**DATA FOR PROCESSING**.
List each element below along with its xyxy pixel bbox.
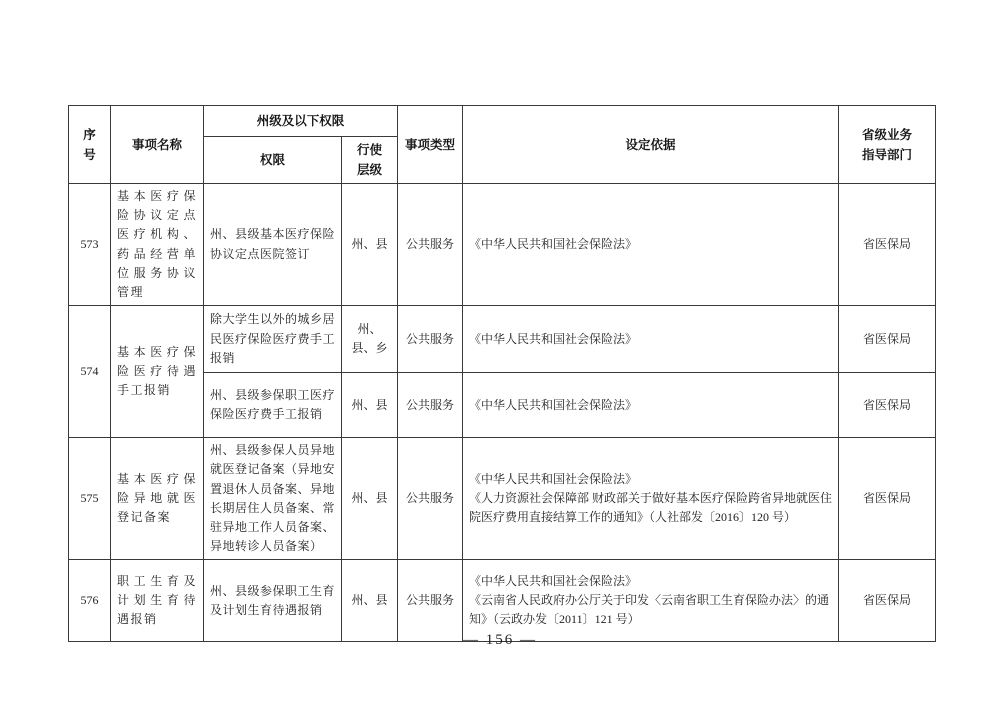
dept-cell: 省医保局 <box>839 184 936 306</box>
basis-line: 《中华人民共和国社会保险法》 <box>469 396 832 415</box>
header-item-name: 事项名称 <box>111 106 204 184</box>
header-exercise-level: 行使 层级 <box>342 137 398 184</box>
basis-cell: 《中华人民共和国社会保险法》 <box>463 306 839 373</box>
header-serial-number: 序 号 <box>69 106 111 184</box>
item-type-cell: 公共服务 <box>398 438 463 560</box>
authority-cell: 除大学生以外的城乡居民医疗保险医疗费手工报销 <box>204 306 342 373</box>
header-item-type: 事项类型 <box>398 106 463 184</box>
row-number-cell: 574 <box>69 306 111 438</box>
row-number-cell: 576 <box>69 560 111 642</box>
header-authority: 权限 <box>204 137 342 184</box>
header-setting-basis: 设定依据 <box>463 106 839 184</box>
basis-line: 《中华人民共和国社会保险法》 <box>469 330 832 349</box>
item-name-cell: 基本医疗保险协议定点医疗机构、药品经营单位服务协议管理 <box>111 184 204 306</box>
table-row: 574 基本医疗保险医疗待遇手工报销 除大学生以外的城乡居民医疗保险医疗费手工报… <box>69 306 936 373</box>
basis-cell: 《中华人民共和国社会保险法》 <box>463 184 839 306</box>
item-type-cell: 公共服务 <box>398 306 463 373</box>
table-row: 575 基本医疗保险异地就医登记备案 州、县级参保人员异地就医登记备案（异地安置… <box>69 438 936 560</box>
basis-cell: 《中华人民共和国社会保险法》 《云南省人民政府办公厅关于印发〈云南省职工生育保险… <box>463 560 839 642</box>
item-type-cell: 公共服务 <box>398 560 463 642</box>
item-name-cell: 基本医疗保险医疗待遇手工报销 <box>111 306 204 438</box>
authority-cell: 州、县级参保人员异地就医登记备案（异地安置退休人员备案、异地长期居住人员备案、常… <box>204 438 342 560</box>
exercise-level-cell: 州、县 <box>342 373 398 438</box>
table-row: 576 职工生育及计划生育待遇报销 州、县级参保职工生育及计划生育待遇报销 州、… <box>69 560 936 642</box>
authority-cell: 州、县级参保职工医疗保险医疗费手工报销 <box>204 373 342 438</box>
authority-cell: 州、县级基本医疗保险协议定点医院签订 <box>204 184 342 306</box>
page-number: — 156 — <box>0 632 1000 649</box>
basis-line: 《中华人民共和国社会保险法》 <box>469 470 832 489</box>
table-row: 573 基本医疗保险协议定点医疗机构、药品经营单位服务协议管理 州、县级基本医疗… <box>69 184 936 306</box>
dept-cell: 省医保局 <box>839 438 936 560</box>
exercise-level-cell: 州、县 <box>342 438 398 560</box>
basis-line: 《云南省人民政府办公厅关于印发〈云南省职工生育保险办法〉的通知》（云政办发〔20… <box>469 591 832 629</box>
item-name-cell: 职工生育及计划生育待遇报销 <box>111 560 204 642</box>
item-type-cell: 公共服务 <box>398 373 463 438</box>
exercise-level-cell: 州、县 <box>342 184 398 306</box>
row-number-cell: 573 <box>69 184 111 306</box>
exercise-level-cell: 州、县 <box>342 560 398 642</box>
header-provincial-dept: 省级业务 指导部门 <box>839 106 936 184</box>
basis-cell: 《中华人民共和国社会保险法》 《人力资源社会保障部 财政部关于做好基本医疗保险跨… <box>463 438 839 560</box>
item-type-cell: 公共服务 <box>398 184 463 306</box>
exercise-level-cell: 州、县、乡 <box>342 306 398 373</box>
dept-cell: 省医保局 <box>839 373 936 438</box>
basis-line: 《中华人民共和国社会保险法》 <box>469 572 832 591</box>
table-header-row-1: 序 号 事项名称 州级及以下权限 事项类型 设定依据 省级业务 指导部门 <box>69 106 936 137</box>
document-page: 序 号 事项名称 州级及以下权限 事项类型 设定依据 省级业务 指导部门 权限 … <box>0 0 1000 707</box>
dept-cell: 省医保局 <box>839 306 936 373</box>
dept-cell: 省医保局 <box>839 560 936 642</box>
header-prefecture-authority-group: 州级及以下权限 <box>204 106 398 137</box>
basis-line: 《人力资源社会保障部 财政部关于做好基本医疗保险跨省异地就医住院医疗费用直接结算… <box>469 489 832 527</box>
items-table: 序 号 事项名称 州级及以下权限 事项类型 设定依据 省级业务 指导部门 权限 … <box>68 105 936 642</box>
basis-line: 《中华人民共和国社会保险法》 <box>469 235 832 254</box>
item-name-cell: 基本医疗保险异地就医登记备案 <box>111 438 204 560</box>
authority-cell: 州、县级参保职工生育及计划生育待遇报销 <box>204 560 342 642</box>
basis-cell: 《中华人民共和国社会保险法》 <box>463 373 839 438</box>
row-number-cell: 575 <box>69 438 111 560</box>
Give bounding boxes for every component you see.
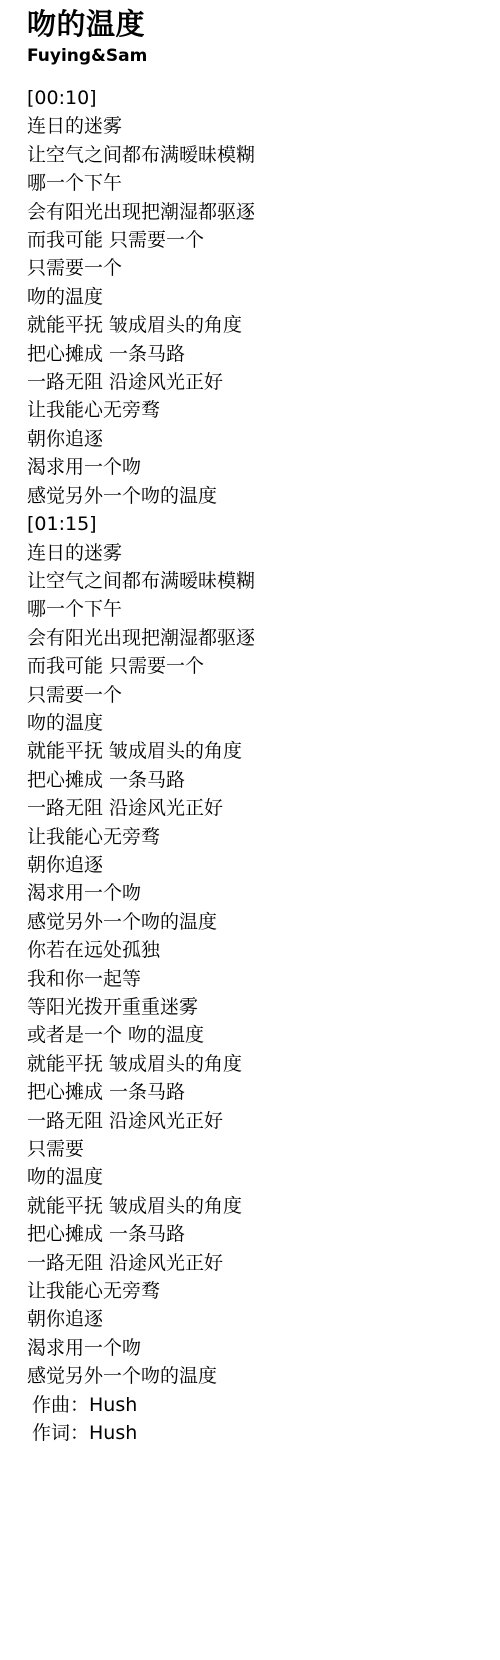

**DIRECTION**. Could you arrange every line of the records above into a numbered list, skipping any blank lines and leaving the pictures out?

**EXERCISE SOLUTION**.
1. List each element below along with its xyxy pixel bbox.
2. dept-cell: 省医保局 <box>839 184 936 306</box>
3. basis-line: 《中华人民共和国社会保险法》 <box>469 396 832 415</box>
4. header-item-name: 事项名称 <box>111 106 204 184</box>
5. header-exercise-level: 行使 层级 <box>342 137 398 184</box>
6. basis-cell: 《中华人民共和国社会保险法》 <box>463 306 839 373</box>
7. header-serial-number: 序 号 <box>69 106 111 184</box>
8. item-type-cell: 公共服务 <box>398 438 463 560</box>
9. authority-cell: 除大学生以外的城乡居民医疗保险医疗费手工报销 <box>204 306 342 373</box>
10. header-item-type: 事项类型 <box>398 106 463 184</box>
11. row-number-cell: 574 <box>69 306 111 438</box>
12. row-number-cell: 576 <box>69 560 111 642</box>
13. header-authority: 权限 <box>204 137 342 184</box>
14. header-setting-basis: 设定依据 <box>463 106 839 184</box>
15. basis-line: 《中华人民共和国社会保险法》 <box>469 330 832 349</box>
16. item-name-cell: 基本医疗保险协议定点医疗机构、药品经营单位服务协议管理 <box>111 184 204 306</box>
17. table-row: 574 基本医疗保险医疗待遇手工报销 除大学生以外的城乡居民医疗保险医疗费手工报… <box>69 306 936 373</box>
18. basis-cell: 《中华人民共和国社会保险法》 <box>463 184 839 306</box>
19. item-type-cell: 公共服务 <box>398 306 463 373</box>
20. table-row: 575 基本医疗保险异地就医登记备案 州、县级参保人员异地就医登记备案（异地安置… <box>69 438 936 560</box>
21. basis-cell: 《中华人民共和国社会保险法》 《云南省人民政府办公厅关于印发〈云南省职工生育保险… <box>463 560 839 642</box>
22. item-type-cell: 公共服务 <box>398 560 463 642</box>
23. item-name-cell: 基本医疗保险医疗待遇手工报销 <box>111 306 204 438</box>
24. authority-cell: 州、县级参保人员异地就医登记备案（异地安置退休人员备案、异地长期居住人员备案、常… <box>204 438 342 560</box>
25. exercise-level-cell: 州、县 <box>342 373 398 438</box>
26. table-row: 576 职工生育及计划生育待遇报销 州、县级参保职工生育及计划生育待遇报销 州、… <box>69 560 936 642</box>
27. authority-cell: 州、县级参保职工医疗保险医疗费手工报销 <box>204 373 342 438</box>
28. authority-cell: 州、县级基本医疗保险协议定点医院签订 <box>204 184 342 306</box>
29. page-number: — 156 — <box>0 632 1000 649</box>
30. basis-line: 《中华人民共和国社会保险法》 <box>469 470 832 489</box>
31. table-row: 573 基本医疗保险协议定点医疗机构、药品经营单位服务协议管理 州、县级基本医疗… <box>69 184 936 306</box>
32. dept-cell: 省医保局 <box>839 438 936 560</box>
33. exercise-level-cell: 州、县 <box>342 438 398 560</box>
34. basis-line: 《云南省人民政府办公厅关于印发〈云南省职工生育保险办法〉的通知》（云政办发〔20… <box>469 591 832 629</box>
35. item-name-cell: 职工生育及计划生育待遇报销 <box>111 560 204 642</box>
36. item-type-cell: 公共服务 <box>398 373 463 438</box>
37. exercise-level-cell: 州、县 <box>342 184 398 306</box>
38. row-number-cell: 573 <box>69 184 111 306</box>
39. exercise-level-cell: 州、县 <box>342 560 398 642</box>
40. header-provincial-dept: 省级业务 指导部门 <box>839 106 936 184</box>
41. basis-cell: 《中华人民共和国社会保险法》 《人力资源社会保障部 财政部关于做好基本医疗保险跨… <box>463 438 839 560</box>
42. item-type-cell: 公共服务 <box>398 184 463 306</box>
43. exercise-level-cell: 州、县、乡 <box>342 306 398 373</box>
44. dept-cell: 省医保局 <box>839 373 936 438</box>
45. basis-line: 《中华人民共和国社会保险法》 <box>469 572 832 591</box>
46. table-header-row-1: 序 号 事项名称 州级及以下权限 事项类型 设定依据 省级业务 指导部门 <box>69 106 936 137</box>
47. document-page: 序 号 事项名称 州级及以下权限 事项类型 设定依据 省级业务 指导部门 权限 … <box>0 0 1000 707</box>
48. dept-cell: 省医保局 <box>839 306 936 373</box>
49. dept-cell: 省医保局 <box>839 560 936 642</box>
50. header-prefecture-authority-group: 州级及以下权限 <box>204 106 398 137</box>
51. basis-line: 《人力资源社会保障部 财政部关于做好基本医疗保险跨省异地就医住院医疗费用直接结算… <box>469 489 832 527</box>
52. items-table: 序 号 事项名称 州级及以下权限 事项类型 设定依据 省级业务 指导部门 权限 … <box>68 105 936 642</box>
53. basis-line: 《中华人民共和国社会保险法》 <box>469 235 832 254</box>
54. item-name-cell: 基本医疗保险异地就医登记备案 <box>111 438 204 560</box>
55. authority-cell: 州、县级参保职工生育及计划生育待遇报销 <box>204 560 342 642</box>
56. basis-cell: 《中华人民共和国社会保险法》 <box>463 373 839 438</box>
57. row-number-cell: 575 <box>69 438 111 560</box>
58. Give bounding boxes for every component you see.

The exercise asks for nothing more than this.